- _EXERCISE_:
Please copy all the lines that follow, word for word.
--- Start GIVEN INFORMATION ---
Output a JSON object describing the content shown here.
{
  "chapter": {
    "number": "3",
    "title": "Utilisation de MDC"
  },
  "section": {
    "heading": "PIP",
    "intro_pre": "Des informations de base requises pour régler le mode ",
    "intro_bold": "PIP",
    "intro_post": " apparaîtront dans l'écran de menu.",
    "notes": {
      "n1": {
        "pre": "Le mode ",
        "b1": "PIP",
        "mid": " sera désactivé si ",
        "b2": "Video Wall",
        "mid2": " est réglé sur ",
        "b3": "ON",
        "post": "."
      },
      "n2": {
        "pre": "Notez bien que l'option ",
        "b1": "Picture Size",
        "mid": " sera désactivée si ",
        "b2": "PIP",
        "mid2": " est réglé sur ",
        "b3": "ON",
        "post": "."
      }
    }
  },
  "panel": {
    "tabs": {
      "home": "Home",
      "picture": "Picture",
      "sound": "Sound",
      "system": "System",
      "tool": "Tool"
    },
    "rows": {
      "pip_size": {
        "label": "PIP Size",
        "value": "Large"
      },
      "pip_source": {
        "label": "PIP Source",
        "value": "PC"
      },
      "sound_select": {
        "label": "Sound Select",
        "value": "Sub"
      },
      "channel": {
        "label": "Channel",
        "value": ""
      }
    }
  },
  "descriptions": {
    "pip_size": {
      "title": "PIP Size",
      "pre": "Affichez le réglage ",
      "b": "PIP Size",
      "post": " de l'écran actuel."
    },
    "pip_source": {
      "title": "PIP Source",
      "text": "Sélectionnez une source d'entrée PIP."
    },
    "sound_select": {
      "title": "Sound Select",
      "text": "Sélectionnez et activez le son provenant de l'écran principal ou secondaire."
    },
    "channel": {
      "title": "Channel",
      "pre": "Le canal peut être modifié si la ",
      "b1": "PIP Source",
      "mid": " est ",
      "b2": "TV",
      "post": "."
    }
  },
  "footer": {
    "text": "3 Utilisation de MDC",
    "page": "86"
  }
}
--- End GIVEN INFORMATION ---
- _RESULT OF THE TASK_:
Output a JSON object describing the content shown here.
{
  "chapter": {
    "number": "3",
    "title": "Utilisation de MDC"
  },
  "section": {
    "heading": "PIP",
    "intro_pre": "Des informations de base requises pour régler le mode ",
    "intro_bold": "PIP",
    "intro_post": " apparaîtront dans l'écran de menu.",
    "notes": {
      "n1": {
        "pre": "Le mode ",
        "b1": "PIP",
        "mid": " sera désactivé si ",
        "b2": "Video Wall",
        "mid2": " est réglé sur ",
        "b3": "ON",
        "post": "."
      },
      "n2": {
        "pre": "Notez bien que l'option ",
        "b1": "Picture Size",
        "mid": " sera désactivée si ",
        "b2": "PIP",
        "mid2": " est réglé sur ",
        "b3": "ON",
        "post": "."
      }
    }
  },
  "panel": {
    "tabs": {
      "home": "Home",
      "picture": "Picture",
      "sound": "Sound",
      "system": "System",
      "tool": "Tool"
    },
    "rows": {
      "pip_size": {
        "label": "PIP Size",
        "value": "Large"
      },
      "pip_source": {
        "label": "PIP Source",
        "value": "PC"
      },
      "sound_select": {
        "label": "Sound Select",
        "value": "Sub"
      },
      "channel": {
        "label": "Channel",
        "value": ""
      }
    }
  },
  "descriptions": {
    "pip_size": {
      "title": "PIP Size",
      "pre": "Affichez le réglage ",
      "b": "PIP Size",
      "post": " de l'écran actuel."
    },
    "pip_source": {
      "title": "PIP Source",
      "text": "Sélectionnez une source d'entrée PIP."
    },
    "sound_select": {
      "title": "Sound Select",
      "text": "Sélectionnez et activez le son provenant de l'écran principal ou secondaire."
    },
    "channel": {
      "title": "Channel",
      "pre": "Le canal peut être modifié si la ",
      "b1": "PIP Source",
      "mid": " est ",
      "b2": "TV",
      "post": "."
    }
  },
  "footer": {
    "text": "3 Utilisation de MDC",
    "page": "86"
  }
}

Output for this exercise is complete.